(Stored records)
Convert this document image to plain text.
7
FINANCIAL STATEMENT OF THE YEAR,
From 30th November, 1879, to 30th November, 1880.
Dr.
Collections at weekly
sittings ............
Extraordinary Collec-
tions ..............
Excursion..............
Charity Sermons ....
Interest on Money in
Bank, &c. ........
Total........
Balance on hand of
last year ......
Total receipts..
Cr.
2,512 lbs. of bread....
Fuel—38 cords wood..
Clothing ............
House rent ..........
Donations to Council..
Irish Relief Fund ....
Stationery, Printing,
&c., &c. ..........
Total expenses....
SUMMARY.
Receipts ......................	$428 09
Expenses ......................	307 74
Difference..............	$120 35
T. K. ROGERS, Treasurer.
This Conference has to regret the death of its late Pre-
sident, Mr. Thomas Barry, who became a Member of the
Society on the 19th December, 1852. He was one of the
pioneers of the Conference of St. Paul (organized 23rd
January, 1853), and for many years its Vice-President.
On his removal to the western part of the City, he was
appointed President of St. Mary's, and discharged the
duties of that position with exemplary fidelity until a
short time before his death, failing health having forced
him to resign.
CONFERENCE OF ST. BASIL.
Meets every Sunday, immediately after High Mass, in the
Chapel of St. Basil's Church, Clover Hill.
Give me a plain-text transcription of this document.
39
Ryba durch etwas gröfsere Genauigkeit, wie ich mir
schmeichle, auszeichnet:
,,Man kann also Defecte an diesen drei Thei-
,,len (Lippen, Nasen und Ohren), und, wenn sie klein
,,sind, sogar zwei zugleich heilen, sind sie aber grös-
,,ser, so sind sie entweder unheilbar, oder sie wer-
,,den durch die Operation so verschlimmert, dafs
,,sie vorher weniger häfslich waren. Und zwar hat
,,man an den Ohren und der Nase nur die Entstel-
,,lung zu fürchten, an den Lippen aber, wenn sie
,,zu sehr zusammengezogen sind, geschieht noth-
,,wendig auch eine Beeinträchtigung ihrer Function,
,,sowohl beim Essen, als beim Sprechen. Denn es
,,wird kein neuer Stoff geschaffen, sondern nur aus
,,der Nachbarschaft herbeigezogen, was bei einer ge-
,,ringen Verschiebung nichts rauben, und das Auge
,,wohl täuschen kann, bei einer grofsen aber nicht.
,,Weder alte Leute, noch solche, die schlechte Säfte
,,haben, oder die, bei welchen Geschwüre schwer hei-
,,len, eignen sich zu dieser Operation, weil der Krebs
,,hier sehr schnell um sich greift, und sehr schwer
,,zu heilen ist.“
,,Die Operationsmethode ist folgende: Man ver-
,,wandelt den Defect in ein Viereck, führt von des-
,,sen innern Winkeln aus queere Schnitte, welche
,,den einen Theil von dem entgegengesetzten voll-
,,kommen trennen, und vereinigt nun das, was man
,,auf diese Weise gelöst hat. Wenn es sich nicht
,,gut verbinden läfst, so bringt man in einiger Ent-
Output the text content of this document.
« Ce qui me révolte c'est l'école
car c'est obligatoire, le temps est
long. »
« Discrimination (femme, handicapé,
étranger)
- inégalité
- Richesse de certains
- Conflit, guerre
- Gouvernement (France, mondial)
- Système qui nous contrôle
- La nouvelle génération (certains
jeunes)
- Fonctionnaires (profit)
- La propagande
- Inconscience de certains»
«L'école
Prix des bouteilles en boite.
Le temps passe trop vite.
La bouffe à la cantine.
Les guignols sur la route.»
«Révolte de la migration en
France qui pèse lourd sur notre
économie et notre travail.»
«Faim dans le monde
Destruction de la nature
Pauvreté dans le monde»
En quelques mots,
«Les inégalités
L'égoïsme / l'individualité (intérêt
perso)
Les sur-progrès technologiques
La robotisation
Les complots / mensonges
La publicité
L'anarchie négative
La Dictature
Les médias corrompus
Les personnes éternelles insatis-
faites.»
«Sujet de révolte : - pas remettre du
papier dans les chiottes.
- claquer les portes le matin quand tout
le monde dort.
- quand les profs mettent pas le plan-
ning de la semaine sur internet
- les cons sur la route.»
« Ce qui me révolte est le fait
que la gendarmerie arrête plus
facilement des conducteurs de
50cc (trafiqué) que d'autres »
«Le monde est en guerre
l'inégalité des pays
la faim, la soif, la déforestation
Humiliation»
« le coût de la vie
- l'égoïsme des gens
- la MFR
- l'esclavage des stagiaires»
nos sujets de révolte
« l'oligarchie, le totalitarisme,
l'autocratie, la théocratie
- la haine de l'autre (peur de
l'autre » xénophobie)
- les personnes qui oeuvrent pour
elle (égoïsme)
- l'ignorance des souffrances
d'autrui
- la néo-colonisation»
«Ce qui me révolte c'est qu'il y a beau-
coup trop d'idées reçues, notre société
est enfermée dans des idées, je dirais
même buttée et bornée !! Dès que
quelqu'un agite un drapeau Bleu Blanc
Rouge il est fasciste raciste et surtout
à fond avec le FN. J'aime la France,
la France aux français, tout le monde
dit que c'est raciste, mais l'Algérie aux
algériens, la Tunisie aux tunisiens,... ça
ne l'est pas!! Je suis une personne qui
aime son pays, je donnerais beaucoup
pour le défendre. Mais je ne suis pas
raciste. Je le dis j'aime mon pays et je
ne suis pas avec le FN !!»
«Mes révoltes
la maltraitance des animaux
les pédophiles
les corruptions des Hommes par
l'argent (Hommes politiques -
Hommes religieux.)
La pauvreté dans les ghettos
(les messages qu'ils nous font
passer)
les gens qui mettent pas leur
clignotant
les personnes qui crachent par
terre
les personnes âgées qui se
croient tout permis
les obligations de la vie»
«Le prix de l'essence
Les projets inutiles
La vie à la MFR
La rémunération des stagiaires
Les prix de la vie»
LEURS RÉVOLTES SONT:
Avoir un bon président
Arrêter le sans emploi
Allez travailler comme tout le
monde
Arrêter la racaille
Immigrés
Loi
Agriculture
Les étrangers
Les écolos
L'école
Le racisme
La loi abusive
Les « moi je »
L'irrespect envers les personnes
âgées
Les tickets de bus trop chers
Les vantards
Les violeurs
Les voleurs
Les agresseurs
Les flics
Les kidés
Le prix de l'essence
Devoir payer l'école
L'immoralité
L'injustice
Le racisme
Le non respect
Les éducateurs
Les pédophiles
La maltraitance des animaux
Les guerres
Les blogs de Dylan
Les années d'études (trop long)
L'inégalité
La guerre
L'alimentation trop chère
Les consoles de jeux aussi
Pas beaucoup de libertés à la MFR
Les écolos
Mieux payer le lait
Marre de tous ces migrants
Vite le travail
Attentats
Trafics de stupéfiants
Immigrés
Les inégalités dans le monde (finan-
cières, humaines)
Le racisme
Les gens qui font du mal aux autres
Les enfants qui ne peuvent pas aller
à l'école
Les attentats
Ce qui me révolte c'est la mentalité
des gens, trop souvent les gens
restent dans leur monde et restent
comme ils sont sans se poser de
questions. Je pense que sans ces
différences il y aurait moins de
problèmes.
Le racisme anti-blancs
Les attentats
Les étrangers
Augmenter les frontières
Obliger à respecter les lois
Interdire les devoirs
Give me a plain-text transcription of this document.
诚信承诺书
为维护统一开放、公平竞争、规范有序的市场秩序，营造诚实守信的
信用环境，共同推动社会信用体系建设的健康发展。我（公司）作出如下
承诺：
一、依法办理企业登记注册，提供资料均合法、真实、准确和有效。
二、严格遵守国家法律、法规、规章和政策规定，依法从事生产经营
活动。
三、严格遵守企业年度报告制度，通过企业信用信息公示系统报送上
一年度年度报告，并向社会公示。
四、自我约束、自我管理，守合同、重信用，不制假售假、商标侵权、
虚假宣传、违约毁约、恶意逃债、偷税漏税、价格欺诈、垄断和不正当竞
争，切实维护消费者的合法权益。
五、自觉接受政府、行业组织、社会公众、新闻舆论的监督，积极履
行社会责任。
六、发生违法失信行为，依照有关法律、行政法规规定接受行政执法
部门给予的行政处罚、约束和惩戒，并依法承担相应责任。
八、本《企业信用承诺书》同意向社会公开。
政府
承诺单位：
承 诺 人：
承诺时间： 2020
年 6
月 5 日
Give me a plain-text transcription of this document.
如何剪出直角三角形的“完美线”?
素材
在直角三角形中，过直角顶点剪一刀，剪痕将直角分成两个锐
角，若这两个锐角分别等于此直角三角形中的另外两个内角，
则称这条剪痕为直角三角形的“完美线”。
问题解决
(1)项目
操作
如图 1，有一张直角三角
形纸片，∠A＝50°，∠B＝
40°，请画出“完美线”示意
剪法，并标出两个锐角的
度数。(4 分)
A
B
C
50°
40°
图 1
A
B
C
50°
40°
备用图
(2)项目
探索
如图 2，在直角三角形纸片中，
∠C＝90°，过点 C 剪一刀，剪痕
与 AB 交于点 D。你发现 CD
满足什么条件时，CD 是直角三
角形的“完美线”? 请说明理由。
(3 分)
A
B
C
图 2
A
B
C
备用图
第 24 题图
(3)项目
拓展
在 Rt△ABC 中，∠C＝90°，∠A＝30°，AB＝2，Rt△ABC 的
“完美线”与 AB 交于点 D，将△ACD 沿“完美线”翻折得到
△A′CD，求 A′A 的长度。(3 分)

** Task objective **
Count how many lines above include the word "notre" and answer with that figure only.

** In response **
3